(Rows from a layout dataset)
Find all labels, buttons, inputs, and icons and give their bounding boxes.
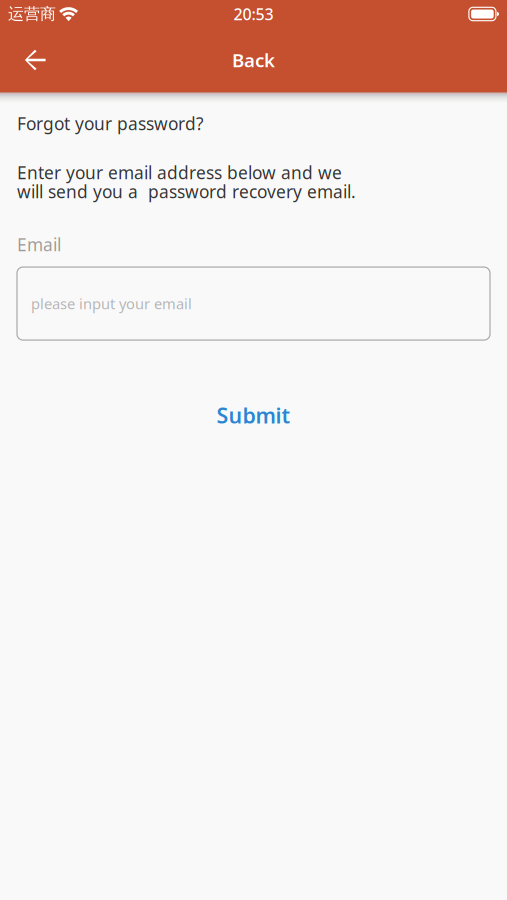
staticText: Submit [216, 401, 290, 429]
staticText: Enter your email address below and we wi… [17, 161, 356, 203]
button[interactable]: Back [11, 36, 59, 84]
button[interactable]: please input your email [17, 267, 490, 340]
staticText: 运营商 [8, 4, 56, 24]
staticText: Back [232, 48, 275, 72]
staticText: Forgot your password? [17, 112, 204, 135]
staticText: 20:53 [234, 3, 274, 25]
staticText: please input your email [31, 294, 192, 313]
staticText: Email [17, 233, 61, 256]
button[interactable]: Submit [17, 401, 490, 429]
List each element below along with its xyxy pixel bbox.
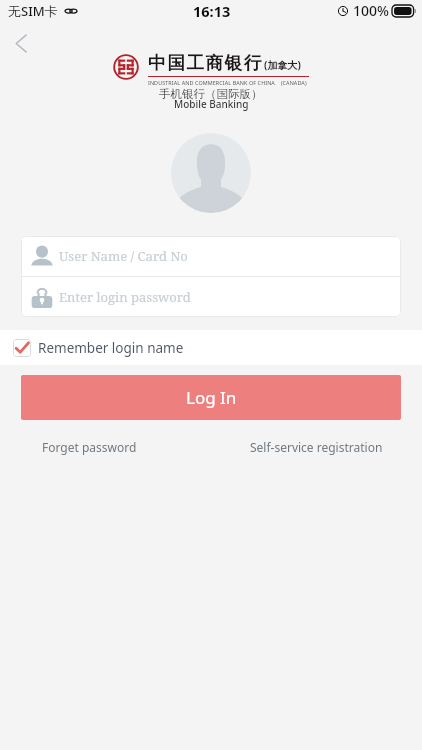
staticText: Forget password xyxy=(42,439,137,455)
staticText: 手机银行（国际版） xyxy=(159,87,263,101)
button[interactable]: Enter login password xyxy=(21,277,401,317)
staticText: Self-service registration xyxy=(250,439,383,455)
staticText: (加拿大) xyxy=(264,58,301,72)
staticText: Remember login name xyxy=(38,339,184,357)
staticText: 无SIM卡 xyxy=(8,2,58,20)
staticText: Enter login password xyxy=(59,288,191,306)
button[interactable]: Self-service registration xyxy=(250,439,383,455)
staticText: User Name / Card No xyxy=(59,247,188,265)
staticText: 中国工商银行 xyxy=(148,52,264,74)
button[interactable]: Log In xyxy=(21,375,401,420)
staticText: INDUSTRIAL AND COMMERCIAL BANK OF CHINA … xyxy=(148,79,307,86)
button[interactable]: User Name / Card No xyxy=(21,236,401,276)
button[interactable]: Forget password xyxy=(42,439,137,455)
staticText: 100% xyxy=(353,1,389,20)
staticText: Mobile Banking xyxy=(174,97,249,111)
button[interactable]: Remember login name xyxy=(0,330,422,365)
staticText: 16:13 xyxy=(193,1,231,21)
button[interactable]: Back xyxy=(3,28,39,59)
staticText: Log In xyxy=(186,386,237,409)
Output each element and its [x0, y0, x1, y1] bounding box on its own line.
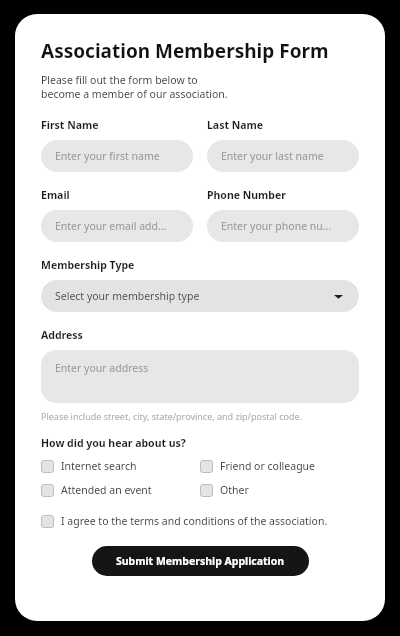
staticText: Email: [41, 188, 70, 202]
staticText: Enter your address: [55, 361, 149, 375]
staticText: become a member of our association.: [41, 87, 228, 101]
staticText: First Name: [41, 118, 99, 132]
staticText: Select your membership type: [55, 289, 334, 303]
staticText: Internet search: [61, 459, 137, 473]
staticText: Submit Membership Application: [116, 554, 285, 568]
staticText: Address: [41, 328, 83, 342]
button[interactable]: I agree to the terms and conditions of t…: [41, 514, 359, 528]
staticText: Enter your last name: [221, 149, 324, 163]
button[interactable]: Internet search: [41, 459, 200, 473]
staticText: Enter your email add...: [55, 219, 167, 233]
staticText: Last Name: [207, 118, 264, 132]
staticText: Membership Type: [41, 258, 135, 272]
staticText: Other: [220, 483, 249, 497]
staticText: I agree to the terms and conditions of t…: [61, 514, 328, 528]
staticText: Phone Number: [207, 188, 286, 202]
staticText: Please include street, city, state/provi…: [41, 410, 302, 422]
staticText: Association Membership Form: [41, 38, 329, 64]
staticText: Friend or colleague: [220, 459, 316, 473]
staticText: Please fill out the form below to: [41, 73, 198, 87]
button[interactable]: Attended an event: [41, 483, 200, 497]
button[interactable]: Friend or colleague: [200, 459, 359, 473]
button[interactable]: Enter your email add...: [41, 210, 193, 242]
button[interactable]: Other: [200, 483, 359, 497]
button[interactable]: Enter your address: [41, 350, 359, 403]
button[interactable]: Submit Membership Application: [92, 546, 309, 576]
staticText: How did you hear about us?: [41, 436, 186, 450]
button[interactable]: Select your membership type: [41, 280, 359, 312]
button[interactable]: Enter your first name: [41, 140, 193, 172]
button[interactable]: Enter your last name: [207, 140, 359, 172]
staticText: Enter your phone nu...: [221, 219, 332, 233]
staticText: Enter your first name: [55, 149, 160, 163]
staticText: Attended an event: [61, 483, 152, 497]
button[interactable]: Enter your phone nu...: [207, 210, 359, 242]
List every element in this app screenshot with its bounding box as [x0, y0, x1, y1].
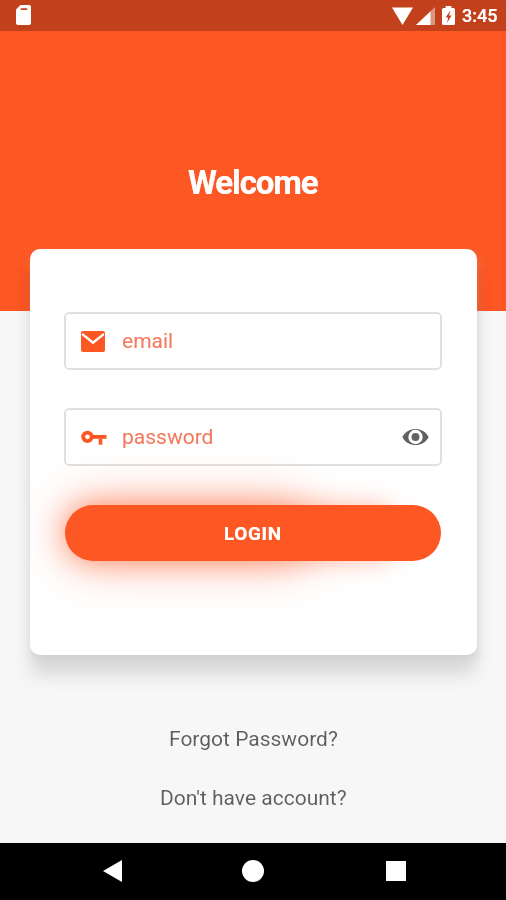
- button[interactable]: LOGIN: [65, 505, 441, 561]
- staticText: email: [122, 329, 174, 354]
- button[interactable]: Home: [225, 844, 281, 898]
- staticText: password: [122, 425, 214, 450]
- staticText: 3:45: [462, 5, 498, 26]
- button[interactable]: password: [64, 408, 442, 466]
- staticText: LOGIN: [224, 522, 282, 544]
- button[interactable]: Recent apps: [368, 844, 424, 898]
- staticText: Welcome: [188, 163, 318, 202]
- staticText: Don't have account?: [160, 786, 347, 811]
- staticText: Forgot Password?: [169, 727, 338, 752]
- button[interactable]: Show password: [400, 422, 430, 452]
- button[interactable]: Don't have account?: [150, 780, 357, 817]
- button[interactable]: Back: [84, 844, 140, 898]
- button[interactable]: email: [64, 312, 442, 370]
- button[interactable]: Forgot Password?: [159, 721, 348, 758]
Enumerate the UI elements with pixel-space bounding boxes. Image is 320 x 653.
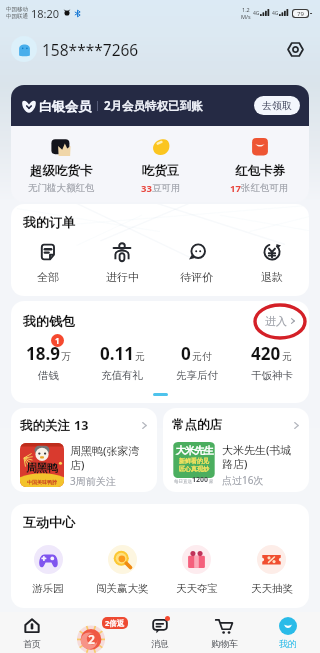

Task to complete:
Copy the listing above word for word, every line of it. Omit the pictures.

Response to this task:
Find all labels, buttons, inputs, and icons and give their bounding boxes.
staticText: Submit [216, 401, 290, 429]
staticText: Enter your email address below and we wi… [17, 161, 356, 203]
button[interactable]: Back [11, 36, 59, 84]
button[interactable]: please input your email [17, 267, 490, 340]
staticText: 运营商 [8, 4, 56, 24]
staticText: Back [232, 48, 275, 72]
staticText: Forgot your password? [17, 112, 204, 135]
staticText: 20:53 [234, 3, 274, 25]
staticText: please input your email [31, 294, 192, 313]
staticText: Email [17, 233, 61, 256]
button[interactable]: Submit [17, 401, 490, 429]
List each element below along with its xyxy pixel bbox.
staticText: Forget password xyxy=(42,439,137,455)
staticText: 手机银行（国际版） xyxy=(159,87,263,101)
button[interactable]: Enter login password xyxy=(21,277,401,317)
staticText: Self-service registration xyxy=(250,439,383,455)
staticText: (加拿大) xyxy=(264,58,301,72)
staticText: Remember login name xyxy=(38,339,184,357)
staticText: 无SIM卡 xyxy=(8,2,58,20)
staticText: Enter login password xyxy=(59,288,191,306)
button[interactable]: Self-service registration xyxy=(250,439,383,455)
staticText: User Name / Card No xyxy=(59,247,188,265)
staticText: 中国工商银行 xyxy=(148,52,264,74)
button[interactable]: Log In xyxy=(21,375,401,420)
staticText: INDUSTRIAL AND COMMERCIAL BANK OF CHINA … xyxy=(148,79,307,86)
button[interactable]: User Name / Card No xyxy=(21,236,401,276)
button[interactable]: Forget password xyxy=(42,439,137,455)
staticText: 100% xyxy=(353,1,389,20)
staticText: Mobile Banking xyxy=(174,97,249,111)
button[interactable]: Remember login name xyxy=(0,330,422,365)
staticText: 16:13 xyxy=(193,1,231,21)
button[interactable]: Back xyxy=(3,28,39,59)
staticText: Log In xyxy=(186,386,237,409)
Output each element and its [x0, y0, x1, y1] bounding box on its own line.
staticText: Email: [41, 188, 70, 202]
staticText: Enter your address: [55, 361, 149, 375]
staticText: become a member of our association.: [41, 87, 228, 101]
staticText: First Name: [41, 118, 99, 132]
staticText: Select your membership type: [55, 289, 334, 303]
staticText: Internet search: [61, 459, 137, 473]
staticText: Submit Membership Application: [116, 554, 285, 568]
staticText: Address: [41, 328, 83, 342]
button[interactable]: I agree to the terms and conditions of t…: [41, 514, 359, 528]
staticText: Enter your last name: [221, 149, 324, 163]
button[interactable]: Internet search: [41, 459, 200, 473]
staticText: Enter your email add...: [55, 219, 167, 233]
staticText: Last Name: [207, 118, 264, 132]
staticText: Membership Type: [41, 258, 135, 272]
staticText: Other: [220, 483, 249, 497]
staticText: I agree to the terms and conditions of t…: [61, 514, 328, 528]
staticText: Phone Number: [207, 188, 286, 202]
staticText: Please include street, city, state/provi…: [41, 410, 302, 422]
staticText: Association Membership Form: [41, 38, 329, 64]
staticText: Friend or colleague: [220, 459, 316, 473]
staticText: Please fill out the form below to: [41, 73, 198, 87]
button[interactable]: Attended an event: [41, 483, 200, 497]
button[interactable]: Friend or colleague: [200, 459, 359, 473]
button[interactable]: Enter your email add...: [41, 210, 193, 242]
button[interactable]: Other: [200, 483, 359, 497]
button[interactable]: Enter your address: [41, 350, 359, 403]
button[interactable]: Submit Membership Application: [92, 546, 309, 576]
staticText: How did you hear about us?: [41, 436, 186, 450]
button[interactable]: Select your membership type: [41, 280, 359, 312]
button[interactable]: Enter your first name: [41, 140, 193, 172]
button[interactable]: Enter your last name: [207, 140, 359, 172]
staticText: Enter your phone nu...: [221, 219, 332, 233]
staticText: Enter your first name: [55, 149, 160, 163]
staticText: Attended an event: [61, 483, 152, 497]
button[interactable]: Enter your phone nu...: [207, 210, 359, 242]
List every element in this app screenshot with its bounding box as [x0, y0, x1, y1].
- button[interactable]: LOGIN: [65, 505, 441, 561]
- staticText: email: [122, 329, 174, 354]
- button[interactable]: Home: [225, 844, 281, 898]
- staticText: password: [122, 425, 214, 450]
- staticText: 3:45: [462, 5, 498, 26]
- button[interactable]: password: [64, 408, 442, 466]
- staticText: LOGIN: [224, 522, 282, 544]
- button[interactable]: Recent apps: [368, 844, 424, 898]
- staticText: Welcome: [188, 163, 318, 202]
- staticText: Don't have account?: [160, 786, 347, 811]
- staticText: Forgot Password?: [169, 727, 338, 752]
- button[interactable]: Show password: [400, 422, 430, 452]
- button[interactable]: Don't have account?: [150, 780, 357, 817]
- button[interactable]: Back: [84, 844, 140, 898]
- button[interactable]: email: [64, 312, 442, 370]
- button[interactable]: Forgot Password?: [159, 721, 348, 758]
Enumerate the UI elements with pixel-space bounding boxes. Image is 320 x 653.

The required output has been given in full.